§ WHAT THE EXERCISE ASKS
Reproduce all the entries exactly and keep the pictures out.

[start SUPPLIED ENTRIES]

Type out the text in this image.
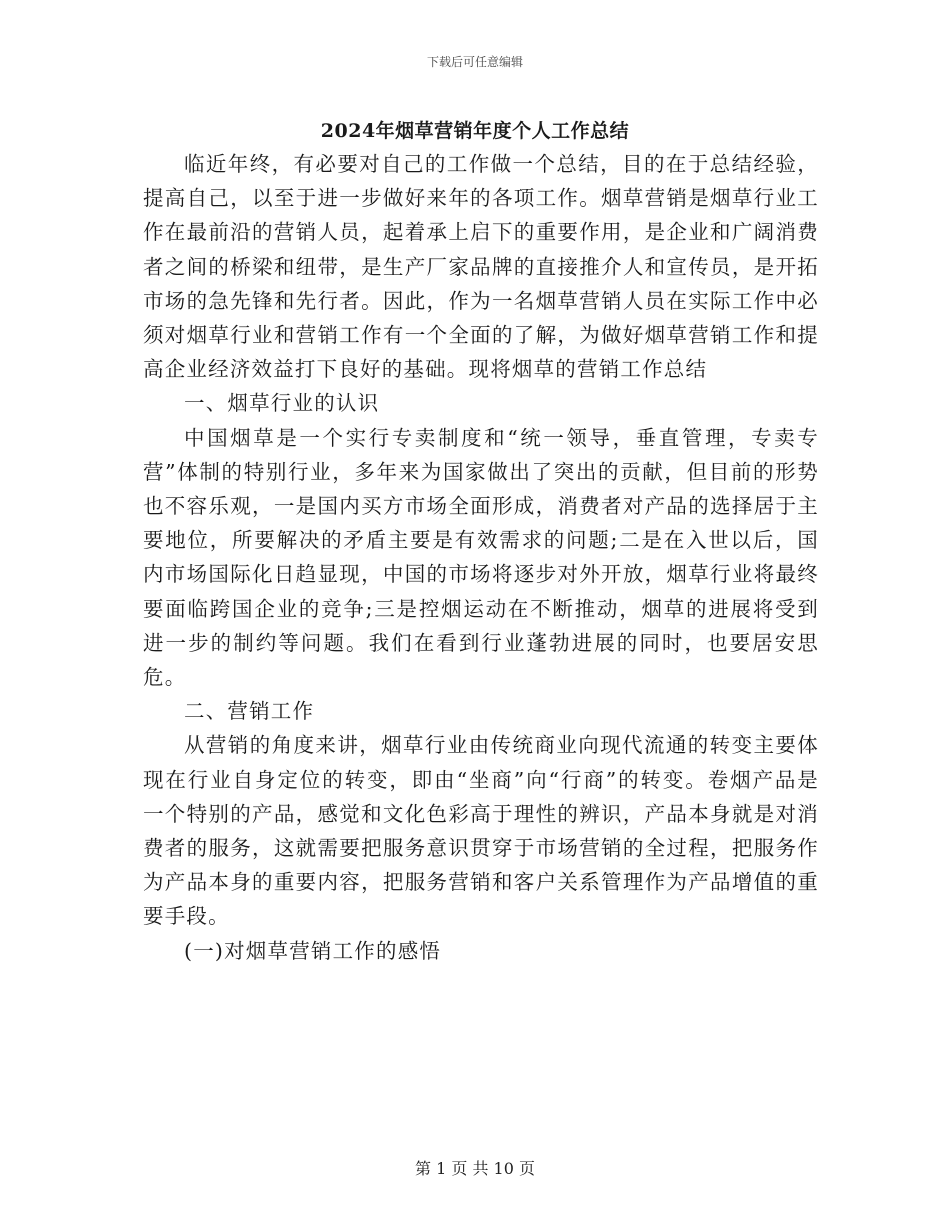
下载后可任意编辑
2024年烟草营销年度个人工作总结

临近年终，有必要对自己的工作做一个总结，目的在于总结经验，提高自己，以至于进一步做好来年的各项工作。烟草营销是烟草行业工作在最前沿的营销人员，起着承上启下的重要作用，是企业和广阔消费者之间的桥梁和纽带，是生产厂家品牌的直接推介人和宣传员，是开拓市场的急先锋和先行者。因此，作为一名烟草营销人员在实际工作中必须对烟草行业和营销工作有一个全面的了解，为做好烟草营销工作和提高企业经济效益打下良好的基础。现将烟草的营销工作总结

一、烟草行业的认识

中国烟草是一个实行专卖制度和“统一领导，垂直管理，专卖专营”体制的特别行业，多年来为国家做出了突出的贡献，但目前的形势也不容乐观，一是国内买方市场全面形成，消费者对产品的选择居于主要地位，所要解决的矛盾主要是有效需求的问题;二是在入世以后，国内市场国际化日趋显现，中国的市场将逐步对外开放，烟草行业将最终要面临跨国企业的竞争;三是控烟运动在不断推动，烟草的进展将受到进一步的制约等问题。我们在看到行业蓬勃进展的同时，也要居安思危。

二、营销工作

从营销的角度来讲，烟草行业由传统商业向现代流通的转变主要体现在行业自身定位的转变，即由“坐商”向“行商”的转变。卷烟产品是一个特别的产品，感觉和文化色彩高于理性的辨识，产品本身就是对消费者的服务，这就需要把服务意识贯穿于市场营销的全过程，把服务作为产品本身的重要内容，把服务营销和客户关系管理作为产品增值的重要手段。

(一)对烟草营销工作的感悟

第 1 页 共 10 页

[end SUPPLIED ENTRIES]

§ FINISHED TASK
Type out the text in this image.
下载后可任意编辑
2024年烟草营销年度个人工作总结

临近年终，有必要对自己的工作做一个总结，目的在于总结经验，提高自己，以至于进一步做好来年的各项工作。烟草营销是烟草行业工作在最前沿的营销人员，起着承上启下的重要作用，是企业和广阔消费者之间的桥梁和纽带，是生产厂家品牌的直接推介人和宣传员，是开拓市场的急先锋和先行者。因此，作为一名烟草营销人员在实际工作中必须对烟草行业和营销工作有一个全面的了解，为做好烟草营销工作和提高企业经济效益打下良好的基础。现将烟草的营销工作总结

一、烟草行业的认识

中国烟草是一个实行专卖制度和“统一领导，垂直管理，专卖专营”体制的特别行业，多年来为国家做出了突出的贡献，但目前的形势也不容乐观，一是国内买方市场全面形成，消费者对产品的选择居于主要地位，所要解决的矛盾主要是有效需求的问题;二是在入世以后，国内市场国际化日趋显现，中国的市场将逐步对外开放，烟草行业将最终要面临跨国企业的竞争;三是控烟运动在不断推动，烟草的进展将受到进一步的制约等问题。我们在看到行业蓬勃进展的同时，也要居安思危。

二、营销工作

从营销的角度来讲，烟草行业由传统商业向现代流通的转变主要体现在行业自身定位的转变，即由“坐商”向“行商”的转变。卷烟产品是一个特别的产品，感觉和文化色彩高于理性的辨识，产品本身就是对消费者的服务，这就需要把服务意识贯穿于市场营销的全过程，把服务作为产品本身的重要内容，把服务营销和客户关系管理作为产品增值的重要手段。

(一)对烟草营销工作的感悟

第 1 页 共 10 页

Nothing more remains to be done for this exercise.